*Work instructions:* Copy, from the entries below, each line where the word "JSON" can be found.

Part of a data file:

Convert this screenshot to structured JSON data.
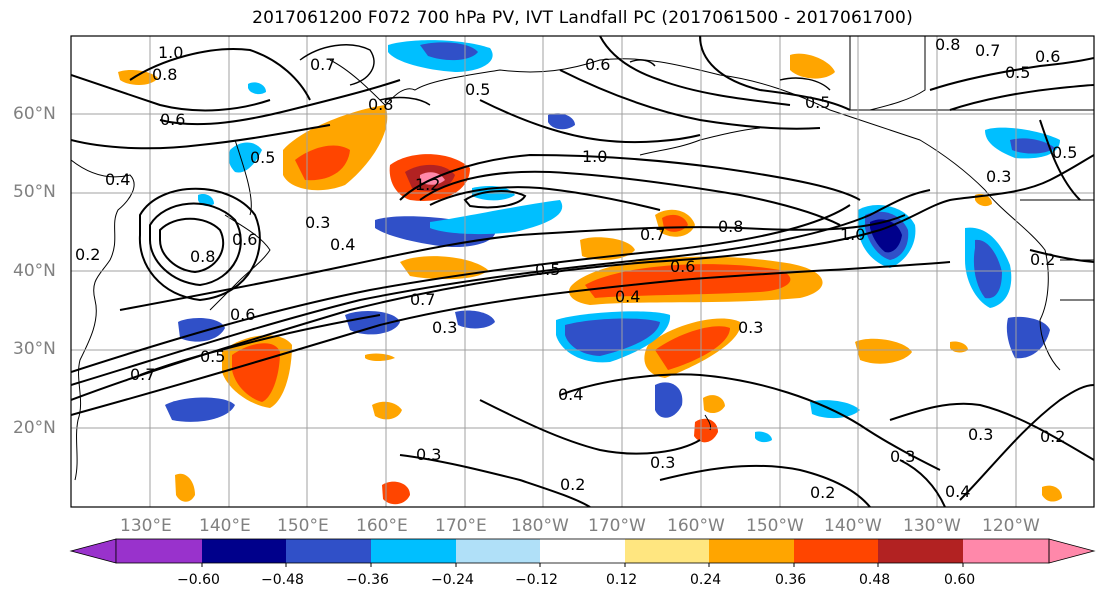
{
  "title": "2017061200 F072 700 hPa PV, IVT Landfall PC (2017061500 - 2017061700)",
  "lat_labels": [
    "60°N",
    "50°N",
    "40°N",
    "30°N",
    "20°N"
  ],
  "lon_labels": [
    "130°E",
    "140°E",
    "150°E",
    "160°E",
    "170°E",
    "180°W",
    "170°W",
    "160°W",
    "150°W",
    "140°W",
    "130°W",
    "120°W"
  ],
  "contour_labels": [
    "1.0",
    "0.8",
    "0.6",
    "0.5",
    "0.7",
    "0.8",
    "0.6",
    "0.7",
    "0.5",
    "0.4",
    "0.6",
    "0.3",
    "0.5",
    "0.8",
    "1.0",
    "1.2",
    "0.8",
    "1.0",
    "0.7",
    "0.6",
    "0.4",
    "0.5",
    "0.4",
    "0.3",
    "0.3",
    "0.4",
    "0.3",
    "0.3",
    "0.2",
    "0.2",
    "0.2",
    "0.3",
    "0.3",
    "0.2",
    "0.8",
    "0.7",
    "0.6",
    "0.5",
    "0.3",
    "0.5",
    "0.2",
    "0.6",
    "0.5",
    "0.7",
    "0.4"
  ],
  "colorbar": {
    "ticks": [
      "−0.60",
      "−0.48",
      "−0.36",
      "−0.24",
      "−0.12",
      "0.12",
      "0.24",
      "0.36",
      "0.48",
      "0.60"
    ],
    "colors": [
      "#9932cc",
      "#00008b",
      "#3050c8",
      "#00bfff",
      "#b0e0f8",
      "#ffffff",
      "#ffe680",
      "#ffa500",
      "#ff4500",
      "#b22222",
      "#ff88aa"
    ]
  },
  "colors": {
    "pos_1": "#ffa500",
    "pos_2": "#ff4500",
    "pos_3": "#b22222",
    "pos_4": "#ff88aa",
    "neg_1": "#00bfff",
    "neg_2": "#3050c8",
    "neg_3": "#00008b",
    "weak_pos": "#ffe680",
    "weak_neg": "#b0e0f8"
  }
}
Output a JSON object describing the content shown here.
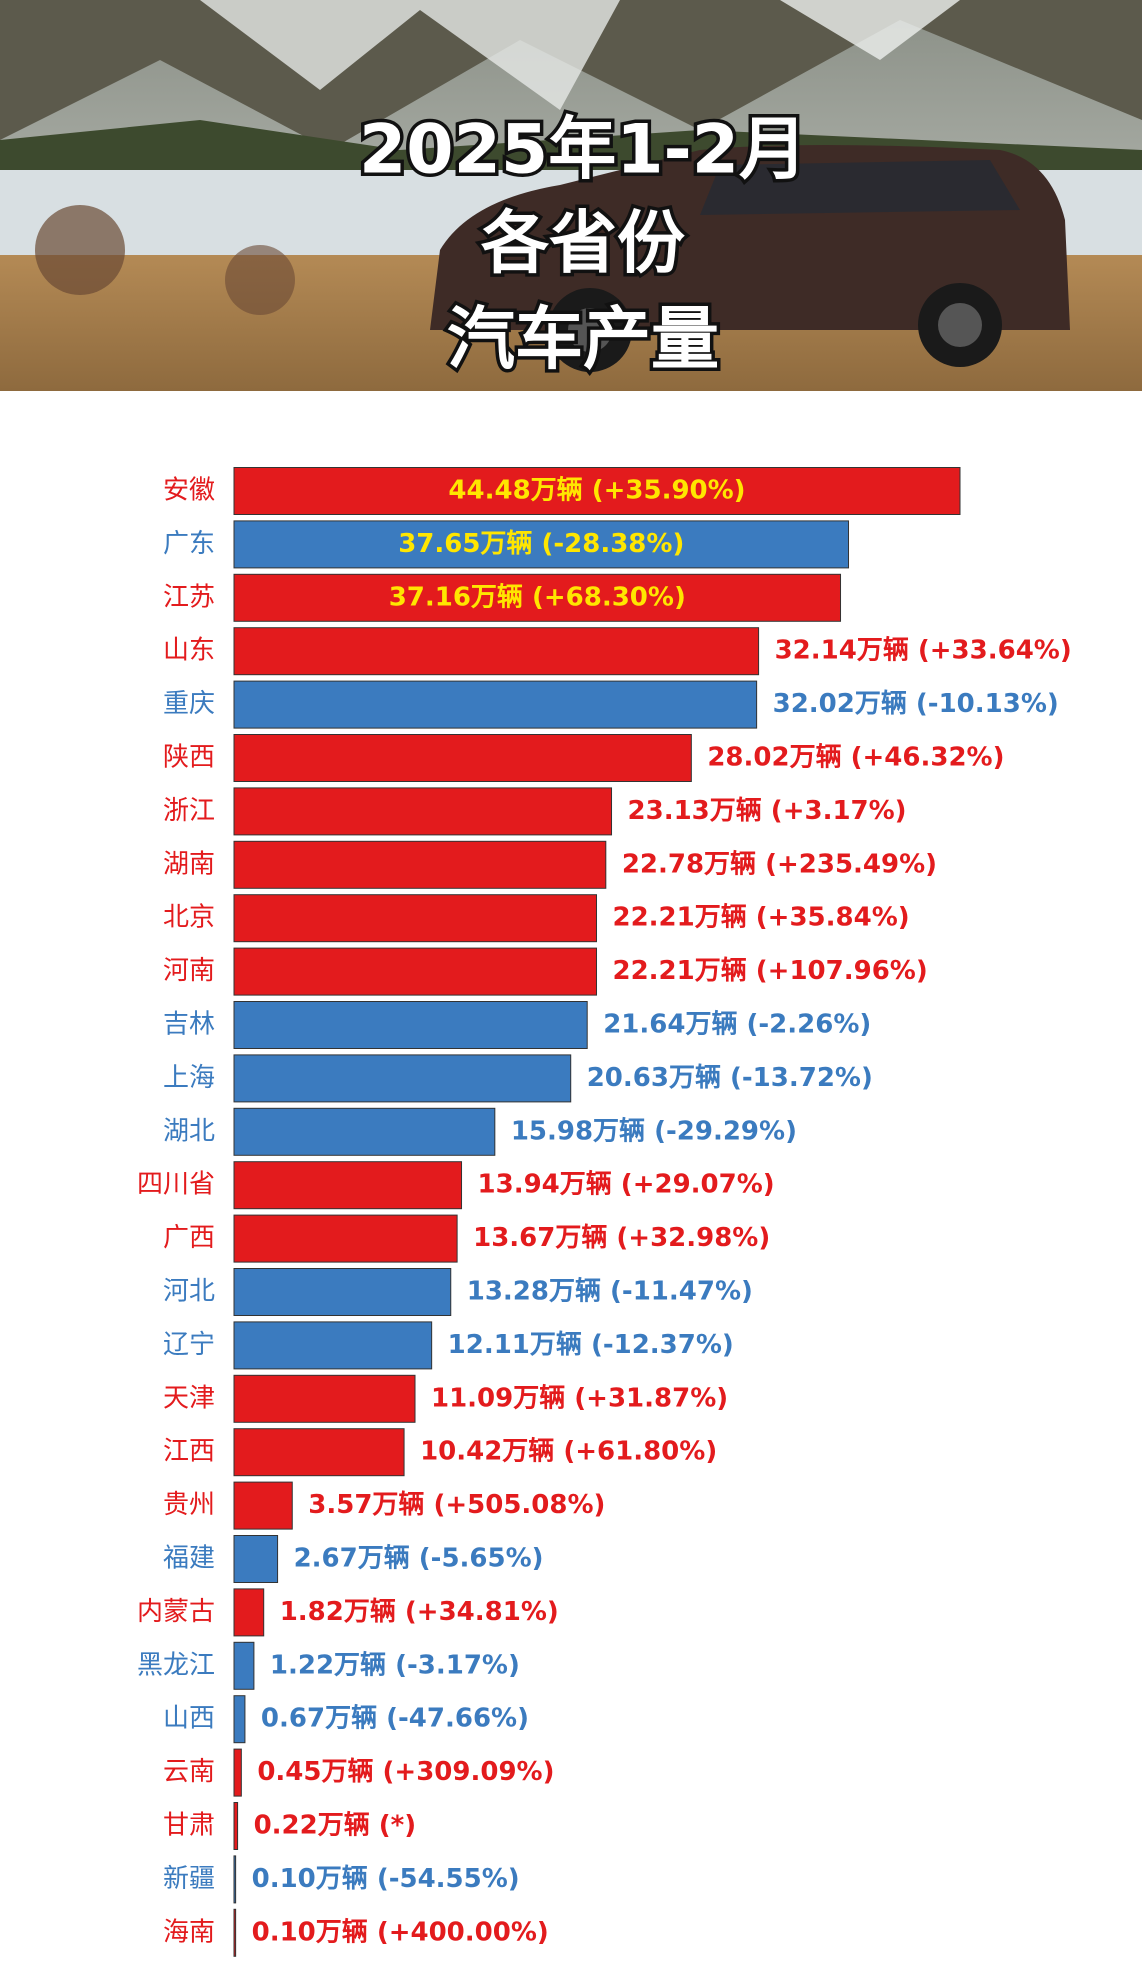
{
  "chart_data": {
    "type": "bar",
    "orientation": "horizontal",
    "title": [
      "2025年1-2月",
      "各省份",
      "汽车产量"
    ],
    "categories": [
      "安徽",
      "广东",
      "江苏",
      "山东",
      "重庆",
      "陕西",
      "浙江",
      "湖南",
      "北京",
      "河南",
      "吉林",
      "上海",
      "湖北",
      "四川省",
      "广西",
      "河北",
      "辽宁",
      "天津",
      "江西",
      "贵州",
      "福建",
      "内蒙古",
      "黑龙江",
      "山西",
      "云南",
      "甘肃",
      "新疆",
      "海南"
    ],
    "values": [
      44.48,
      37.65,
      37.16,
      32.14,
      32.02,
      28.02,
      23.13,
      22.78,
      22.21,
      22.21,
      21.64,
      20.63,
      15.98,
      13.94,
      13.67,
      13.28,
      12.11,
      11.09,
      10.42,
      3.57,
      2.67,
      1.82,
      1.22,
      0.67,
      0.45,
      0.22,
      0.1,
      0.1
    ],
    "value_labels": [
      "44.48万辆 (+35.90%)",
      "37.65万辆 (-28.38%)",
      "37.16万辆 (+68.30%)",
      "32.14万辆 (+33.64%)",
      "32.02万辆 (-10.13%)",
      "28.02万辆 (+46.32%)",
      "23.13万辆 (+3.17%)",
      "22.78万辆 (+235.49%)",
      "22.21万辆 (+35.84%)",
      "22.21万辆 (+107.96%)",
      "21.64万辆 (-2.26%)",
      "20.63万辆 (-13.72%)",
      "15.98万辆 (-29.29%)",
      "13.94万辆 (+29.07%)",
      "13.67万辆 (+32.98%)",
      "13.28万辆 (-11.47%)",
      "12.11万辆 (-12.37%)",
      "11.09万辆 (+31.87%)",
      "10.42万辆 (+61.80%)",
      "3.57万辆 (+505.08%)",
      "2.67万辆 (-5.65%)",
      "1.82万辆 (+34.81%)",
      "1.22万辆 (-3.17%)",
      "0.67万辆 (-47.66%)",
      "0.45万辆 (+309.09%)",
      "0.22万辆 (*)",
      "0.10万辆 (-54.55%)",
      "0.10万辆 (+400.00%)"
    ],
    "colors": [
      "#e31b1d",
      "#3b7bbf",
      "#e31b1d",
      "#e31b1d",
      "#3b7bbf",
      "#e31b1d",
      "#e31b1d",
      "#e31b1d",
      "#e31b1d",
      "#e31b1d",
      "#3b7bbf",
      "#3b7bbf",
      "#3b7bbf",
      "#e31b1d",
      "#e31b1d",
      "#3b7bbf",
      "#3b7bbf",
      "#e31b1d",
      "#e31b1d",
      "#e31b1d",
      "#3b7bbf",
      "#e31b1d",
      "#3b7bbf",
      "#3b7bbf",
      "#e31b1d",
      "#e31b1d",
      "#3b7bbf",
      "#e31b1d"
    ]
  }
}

*Task response:*
Convert this screenshot to structured JSON data.
Output a JSON object describing the content shown here.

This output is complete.